### Challenge
In the data that follows, count every line holding the string "Nachrichtendienste" and give the count alone.

### Given data
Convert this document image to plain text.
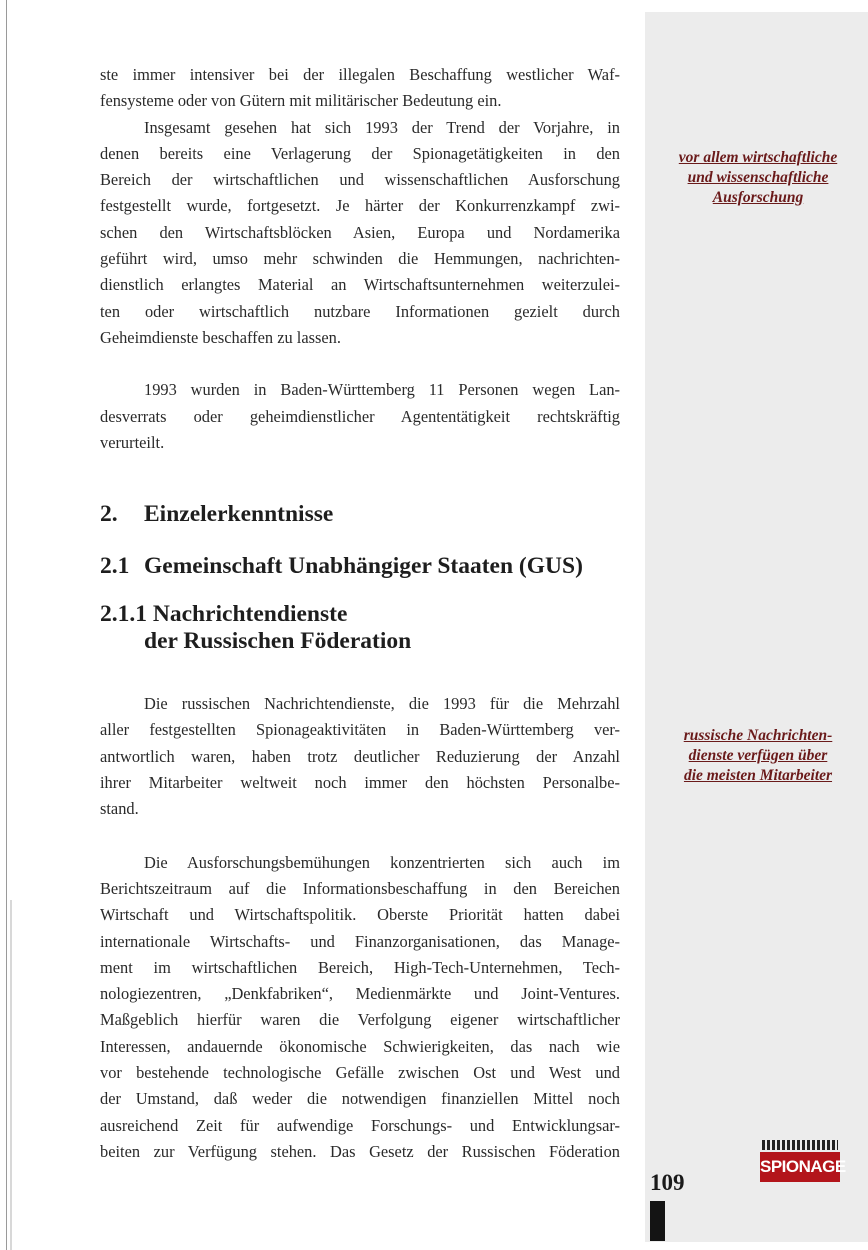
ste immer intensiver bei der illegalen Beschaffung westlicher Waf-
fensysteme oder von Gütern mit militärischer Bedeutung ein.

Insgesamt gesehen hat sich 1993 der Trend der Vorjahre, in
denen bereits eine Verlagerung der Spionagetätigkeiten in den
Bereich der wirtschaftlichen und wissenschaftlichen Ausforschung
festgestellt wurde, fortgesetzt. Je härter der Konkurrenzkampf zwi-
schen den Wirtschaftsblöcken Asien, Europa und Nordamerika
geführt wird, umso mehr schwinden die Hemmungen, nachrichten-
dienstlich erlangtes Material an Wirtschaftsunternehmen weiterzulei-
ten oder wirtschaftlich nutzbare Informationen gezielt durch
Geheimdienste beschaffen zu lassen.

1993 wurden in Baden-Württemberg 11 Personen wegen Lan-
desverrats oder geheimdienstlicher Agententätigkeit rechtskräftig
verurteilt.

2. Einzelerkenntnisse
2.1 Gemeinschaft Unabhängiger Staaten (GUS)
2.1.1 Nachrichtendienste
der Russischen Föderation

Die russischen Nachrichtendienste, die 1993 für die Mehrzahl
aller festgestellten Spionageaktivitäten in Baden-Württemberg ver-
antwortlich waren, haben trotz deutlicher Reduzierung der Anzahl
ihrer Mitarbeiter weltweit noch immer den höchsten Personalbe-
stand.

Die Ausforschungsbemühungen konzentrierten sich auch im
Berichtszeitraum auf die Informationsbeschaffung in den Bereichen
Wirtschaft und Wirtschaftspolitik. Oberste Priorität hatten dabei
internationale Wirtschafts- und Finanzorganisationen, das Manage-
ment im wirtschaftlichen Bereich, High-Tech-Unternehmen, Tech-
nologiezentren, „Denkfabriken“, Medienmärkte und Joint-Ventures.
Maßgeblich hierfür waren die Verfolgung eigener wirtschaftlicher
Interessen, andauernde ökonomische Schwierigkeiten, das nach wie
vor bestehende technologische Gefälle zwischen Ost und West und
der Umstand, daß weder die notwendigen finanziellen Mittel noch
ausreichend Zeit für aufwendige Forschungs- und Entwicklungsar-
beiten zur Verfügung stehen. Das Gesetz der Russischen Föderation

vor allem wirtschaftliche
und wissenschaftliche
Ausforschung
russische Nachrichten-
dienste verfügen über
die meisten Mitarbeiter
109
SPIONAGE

...

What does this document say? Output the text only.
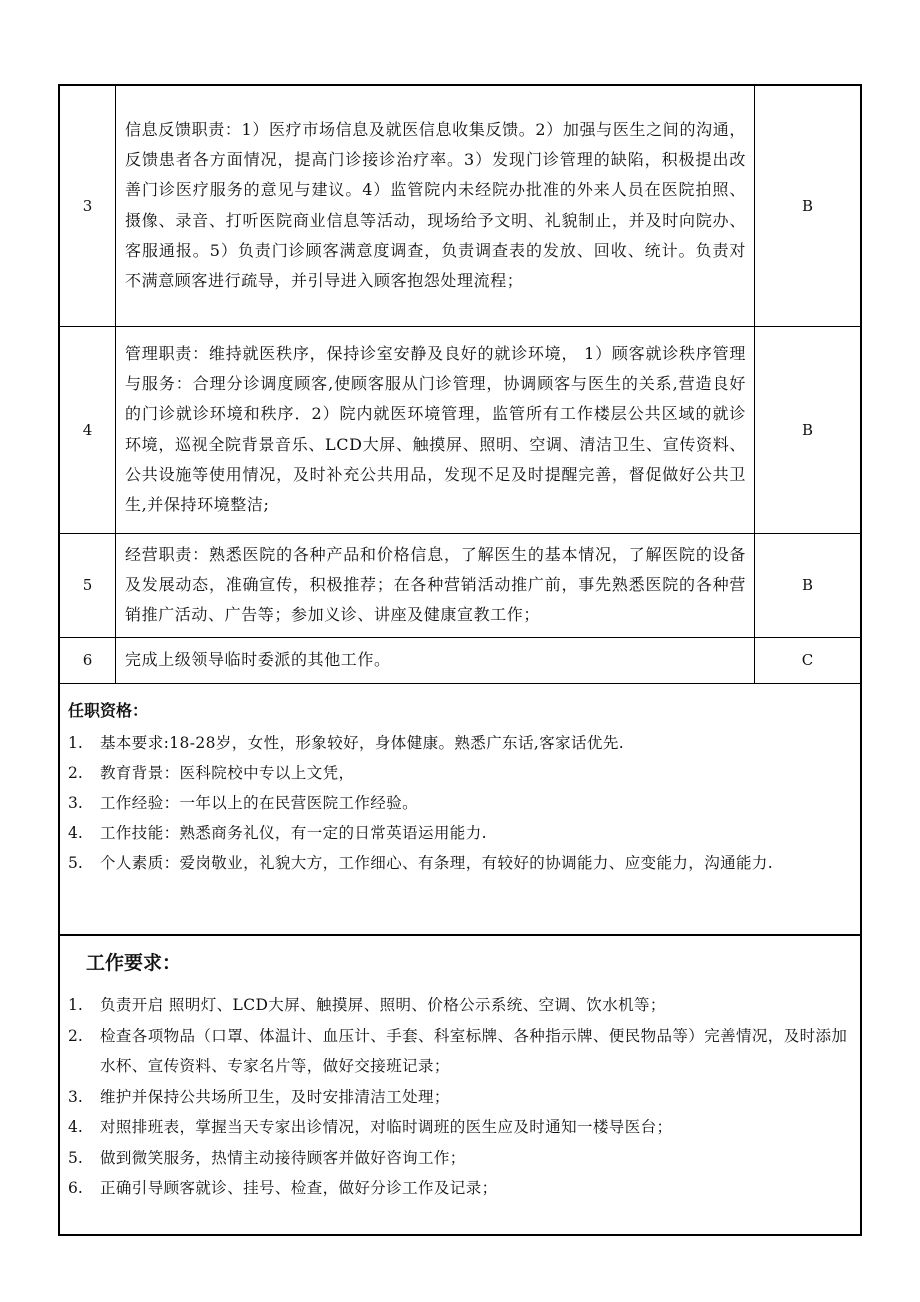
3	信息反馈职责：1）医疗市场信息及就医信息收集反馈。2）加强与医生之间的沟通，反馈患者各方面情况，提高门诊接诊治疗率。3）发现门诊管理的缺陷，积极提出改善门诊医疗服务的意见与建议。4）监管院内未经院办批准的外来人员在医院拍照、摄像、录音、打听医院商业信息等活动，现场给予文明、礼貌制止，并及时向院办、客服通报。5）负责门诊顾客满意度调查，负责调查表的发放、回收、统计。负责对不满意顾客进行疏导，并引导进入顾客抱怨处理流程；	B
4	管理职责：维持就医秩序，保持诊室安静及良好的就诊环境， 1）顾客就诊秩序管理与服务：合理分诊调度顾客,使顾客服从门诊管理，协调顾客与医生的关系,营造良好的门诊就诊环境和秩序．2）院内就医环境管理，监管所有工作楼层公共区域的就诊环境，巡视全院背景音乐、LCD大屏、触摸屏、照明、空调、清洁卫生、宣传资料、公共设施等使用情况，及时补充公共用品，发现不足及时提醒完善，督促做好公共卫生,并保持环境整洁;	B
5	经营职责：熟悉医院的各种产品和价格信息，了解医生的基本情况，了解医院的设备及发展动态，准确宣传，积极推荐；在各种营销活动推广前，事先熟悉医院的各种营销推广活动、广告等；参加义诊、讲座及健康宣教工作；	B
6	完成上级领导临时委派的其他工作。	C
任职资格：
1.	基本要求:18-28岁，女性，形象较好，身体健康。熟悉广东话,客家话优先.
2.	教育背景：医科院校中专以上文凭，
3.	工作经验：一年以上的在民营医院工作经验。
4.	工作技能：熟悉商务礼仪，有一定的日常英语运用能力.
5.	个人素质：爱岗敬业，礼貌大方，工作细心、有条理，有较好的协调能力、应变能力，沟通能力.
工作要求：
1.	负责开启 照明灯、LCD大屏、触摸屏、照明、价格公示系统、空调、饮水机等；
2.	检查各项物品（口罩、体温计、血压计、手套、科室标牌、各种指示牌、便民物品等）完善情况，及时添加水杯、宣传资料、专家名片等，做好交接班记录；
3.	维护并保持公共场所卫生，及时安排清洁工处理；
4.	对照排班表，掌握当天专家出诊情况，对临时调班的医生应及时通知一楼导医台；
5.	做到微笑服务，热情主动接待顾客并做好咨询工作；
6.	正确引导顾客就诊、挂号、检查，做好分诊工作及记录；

### Output
2